→ PROBLEM TO SOLVE: Copy out all lines that hold "would".
※ ※ ※
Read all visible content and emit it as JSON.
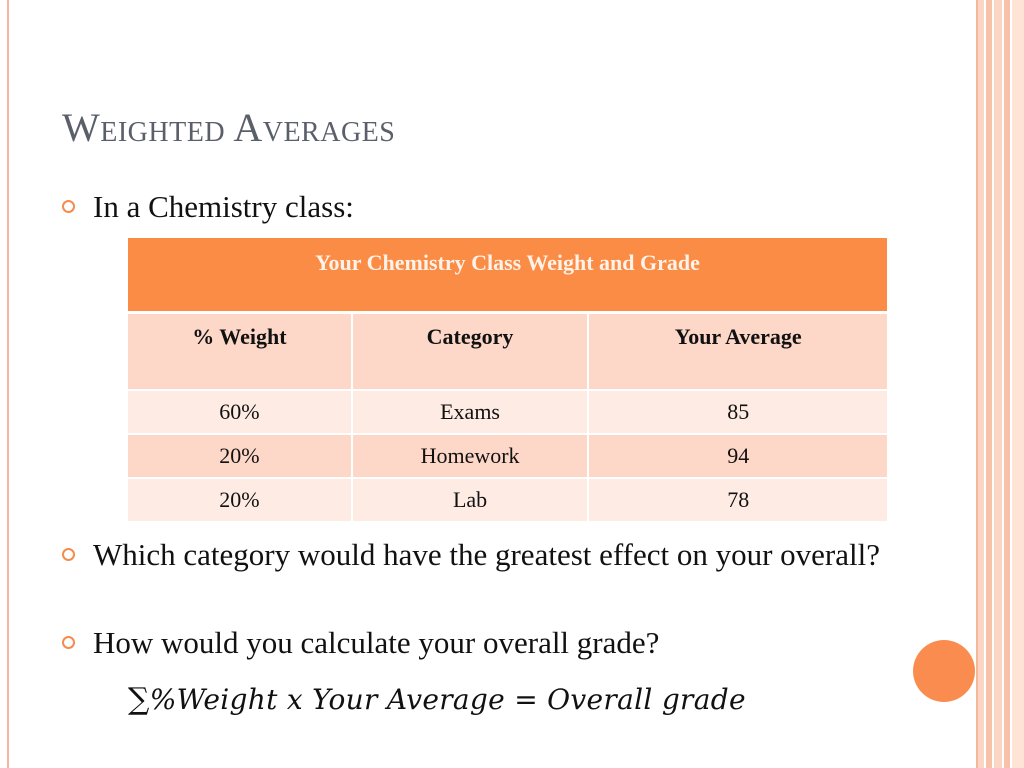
{
  "title": "Weighted Averages",
  "bullets": [
    "In a Chemistry class:",
    "Which category would have the greatest effect on your overall?",
    "How would you calculate your overall grade?"
  ],
  "table": {
    "caption": "Your Chemistry Class Weight and Grade",
    "headers": [
      "% Weight",
      "Category",
      "Your Average"
    ],
    "rows": [
      [
        "60%",
        "Exams",
        "85"
      ],
      [
        "20%",
        "Homework",
        "94"
      ],
      [
        "20%",
        "Lab",
        "78"
      ]
    ]
  },
  "formula": {
    "sigma": "∑",
    "text": "%Weight x Your Average = Overall grade"
  },
  "colors": {
    "accent": "#fb8c45",
    "title": "#5a5f6a"
  }
}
※ ※ ※
→ FINAL RESULT:
    "Which category would have the greatest effect on your overall?",
    "How would you calculate your overall grade?"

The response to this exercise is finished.